== Provided entries

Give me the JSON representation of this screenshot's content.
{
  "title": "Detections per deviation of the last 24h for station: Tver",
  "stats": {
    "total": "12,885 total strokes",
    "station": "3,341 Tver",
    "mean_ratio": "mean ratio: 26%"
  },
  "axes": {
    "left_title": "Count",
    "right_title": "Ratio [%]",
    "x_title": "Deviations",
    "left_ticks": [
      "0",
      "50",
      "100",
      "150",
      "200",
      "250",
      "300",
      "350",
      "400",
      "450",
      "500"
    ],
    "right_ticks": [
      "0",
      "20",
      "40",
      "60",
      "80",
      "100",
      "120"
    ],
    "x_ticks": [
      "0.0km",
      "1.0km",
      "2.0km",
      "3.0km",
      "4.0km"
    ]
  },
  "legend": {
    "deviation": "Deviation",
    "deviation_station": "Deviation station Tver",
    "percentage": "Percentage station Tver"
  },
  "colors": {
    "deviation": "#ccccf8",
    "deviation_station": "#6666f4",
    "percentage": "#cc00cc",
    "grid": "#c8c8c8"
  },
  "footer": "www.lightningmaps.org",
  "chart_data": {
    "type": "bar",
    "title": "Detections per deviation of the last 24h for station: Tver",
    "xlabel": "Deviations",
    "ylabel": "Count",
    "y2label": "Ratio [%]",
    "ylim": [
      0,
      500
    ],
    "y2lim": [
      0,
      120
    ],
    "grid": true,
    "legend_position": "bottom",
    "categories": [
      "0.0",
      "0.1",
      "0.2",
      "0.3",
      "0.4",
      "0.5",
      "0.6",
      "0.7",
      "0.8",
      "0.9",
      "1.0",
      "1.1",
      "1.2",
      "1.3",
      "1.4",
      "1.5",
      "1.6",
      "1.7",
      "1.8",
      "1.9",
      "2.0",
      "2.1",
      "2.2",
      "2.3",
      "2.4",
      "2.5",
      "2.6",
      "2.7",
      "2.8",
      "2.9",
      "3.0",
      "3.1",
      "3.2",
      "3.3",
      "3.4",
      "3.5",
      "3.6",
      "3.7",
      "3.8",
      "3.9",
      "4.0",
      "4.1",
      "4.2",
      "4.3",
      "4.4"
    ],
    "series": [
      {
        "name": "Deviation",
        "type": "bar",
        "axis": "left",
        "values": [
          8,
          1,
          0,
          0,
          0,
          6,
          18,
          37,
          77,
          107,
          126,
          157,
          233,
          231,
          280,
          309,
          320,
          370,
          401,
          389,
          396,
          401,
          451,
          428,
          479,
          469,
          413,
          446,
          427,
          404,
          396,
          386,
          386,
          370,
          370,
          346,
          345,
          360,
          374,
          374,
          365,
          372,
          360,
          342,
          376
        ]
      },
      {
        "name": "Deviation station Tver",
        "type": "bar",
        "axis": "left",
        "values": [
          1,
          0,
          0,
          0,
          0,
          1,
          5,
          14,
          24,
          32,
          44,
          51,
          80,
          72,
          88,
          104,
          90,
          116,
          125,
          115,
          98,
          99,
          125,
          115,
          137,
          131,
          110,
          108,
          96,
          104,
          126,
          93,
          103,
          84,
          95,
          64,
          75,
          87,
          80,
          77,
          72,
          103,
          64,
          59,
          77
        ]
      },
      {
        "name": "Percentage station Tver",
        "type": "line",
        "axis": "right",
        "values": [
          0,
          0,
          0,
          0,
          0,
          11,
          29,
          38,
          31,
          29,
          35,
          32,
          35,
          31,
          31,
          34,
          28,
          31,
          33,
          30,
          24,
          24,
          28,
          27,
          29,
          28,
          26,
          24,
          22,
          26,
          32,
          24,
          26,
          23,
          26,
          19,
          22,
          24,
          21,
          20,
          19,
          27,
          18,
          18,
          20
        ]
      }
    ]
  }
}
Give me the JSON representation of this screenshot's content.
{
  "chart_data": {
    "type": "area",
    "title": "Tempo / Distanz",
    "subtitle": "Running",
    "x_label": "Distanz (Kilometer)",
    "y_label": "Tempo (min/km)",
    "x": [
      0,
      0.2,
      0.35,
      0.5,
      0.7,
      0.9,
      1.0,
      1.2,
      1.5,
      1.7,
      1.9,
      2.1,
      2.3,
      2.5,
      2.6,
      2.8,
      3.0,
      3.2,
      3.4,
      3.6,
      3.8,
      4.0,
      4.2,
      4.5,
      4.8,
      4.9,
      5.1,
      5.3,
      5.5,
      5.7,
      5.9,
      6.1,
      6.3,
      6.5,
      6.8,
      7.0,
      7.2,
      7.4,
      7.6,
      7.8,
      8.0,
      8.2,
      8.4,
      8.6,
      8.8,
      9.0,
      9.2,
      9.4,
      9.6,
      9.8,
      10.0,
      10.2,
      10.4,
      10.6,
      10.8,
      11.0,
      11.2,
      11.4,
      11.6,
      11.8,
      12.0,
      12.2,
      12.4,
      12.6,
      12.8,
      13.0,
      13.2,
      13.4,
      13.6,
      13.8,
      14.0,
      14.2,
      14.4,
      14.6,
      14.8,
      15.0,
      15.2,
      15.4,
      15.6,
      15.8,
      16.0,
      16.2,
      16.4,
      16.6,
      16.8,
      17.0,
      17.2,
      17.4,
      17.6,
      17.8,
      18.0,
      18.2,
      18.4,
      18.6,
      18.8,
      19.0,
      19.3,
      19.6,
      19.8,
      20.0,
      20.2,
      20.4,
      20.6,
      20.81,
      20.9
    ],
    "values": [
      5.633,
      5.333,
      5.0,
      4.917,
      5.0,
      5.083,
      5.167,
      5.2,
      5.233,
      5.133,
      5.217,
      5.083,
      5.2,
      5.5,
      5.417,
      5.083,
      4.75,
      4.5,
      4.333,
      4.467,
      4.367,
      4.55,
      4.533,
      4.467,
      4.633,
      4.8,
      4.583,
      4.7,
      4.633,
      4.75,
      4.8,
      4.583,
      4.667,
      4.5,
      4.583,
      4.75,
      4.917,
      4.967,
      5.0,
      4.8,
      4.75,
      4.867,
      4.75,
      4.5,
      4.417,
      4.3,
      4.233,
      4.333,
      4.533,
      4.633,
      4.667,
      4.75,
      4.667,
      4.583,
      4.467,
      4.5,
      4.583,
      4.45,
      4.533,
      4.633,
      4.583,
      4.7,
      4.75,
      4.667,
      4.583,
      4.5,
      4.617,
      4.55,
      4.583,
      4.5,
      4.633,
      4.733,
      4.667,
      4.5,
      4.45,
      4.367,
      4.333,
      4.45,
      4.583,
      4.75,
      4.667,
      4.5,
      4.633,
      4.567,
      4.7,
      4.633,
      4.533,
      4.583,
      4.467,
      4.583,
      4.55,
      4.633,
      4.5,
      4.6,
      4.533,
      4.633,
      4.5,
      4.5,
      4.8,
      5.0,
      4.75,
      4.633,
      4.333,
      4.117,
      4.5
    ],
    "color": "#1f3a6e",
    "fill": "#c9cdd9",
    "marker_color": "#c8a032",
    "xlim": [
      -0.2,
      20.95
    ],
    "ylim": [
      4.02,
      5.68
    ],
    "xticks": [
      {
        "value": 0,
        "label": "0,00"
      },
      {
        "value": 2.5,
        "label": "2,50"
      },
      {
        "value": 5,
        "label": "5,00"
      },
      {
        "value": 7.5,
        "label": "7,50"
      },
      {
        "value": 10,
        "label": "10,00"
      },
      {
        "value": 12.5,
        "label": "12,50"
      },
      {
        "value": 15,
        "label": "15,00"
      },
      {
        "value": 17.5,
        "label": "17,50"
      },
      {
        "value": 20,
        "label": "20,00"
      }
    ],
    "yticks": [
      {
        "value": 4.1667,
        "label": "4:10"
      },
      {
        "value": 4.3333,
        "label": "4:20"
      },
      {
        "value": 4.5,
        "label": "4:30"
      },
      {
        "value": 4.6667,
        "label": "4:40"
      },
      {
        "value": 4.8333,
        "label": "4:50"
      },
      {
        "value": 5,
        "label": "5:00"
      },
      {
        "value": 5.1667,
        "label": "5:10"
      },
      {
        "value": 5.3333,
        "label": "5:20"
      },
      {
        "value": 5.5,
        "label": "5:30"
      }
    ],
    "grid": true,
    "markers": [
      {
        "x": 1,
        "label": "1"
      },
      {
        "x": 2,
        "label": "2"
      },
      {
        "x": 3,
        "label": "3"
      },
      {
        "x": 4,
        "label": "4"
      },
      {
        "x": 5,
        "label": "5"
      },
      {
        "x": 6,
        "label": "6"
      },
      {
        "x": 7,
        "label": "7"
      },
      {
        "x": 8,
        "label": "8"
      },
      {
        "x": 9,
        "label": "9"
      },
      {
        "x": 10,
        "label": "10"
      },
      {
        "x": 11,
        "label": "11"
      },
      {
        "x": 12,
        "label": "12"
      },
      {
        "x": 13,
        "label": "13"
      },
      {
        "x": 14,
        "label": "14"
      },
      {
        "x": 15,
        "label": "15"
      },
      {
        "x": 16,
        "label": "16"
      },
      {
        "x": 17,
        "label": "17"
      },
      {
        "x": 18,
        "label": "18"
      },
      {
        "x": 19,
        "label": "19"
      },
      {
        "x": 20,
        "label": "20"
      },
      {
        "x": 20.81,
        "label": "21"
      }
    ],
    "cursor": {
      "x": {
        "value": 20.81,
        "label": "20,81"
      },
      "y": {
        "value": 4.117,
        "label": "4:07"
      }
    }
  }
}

====

● **Task directions**
Extract every line above containing the word "type".

● **Answer to the problem**
    "type": "bar",
        "type": "bar",
        "type": "bar",
        "type": "line",
    "type": "area",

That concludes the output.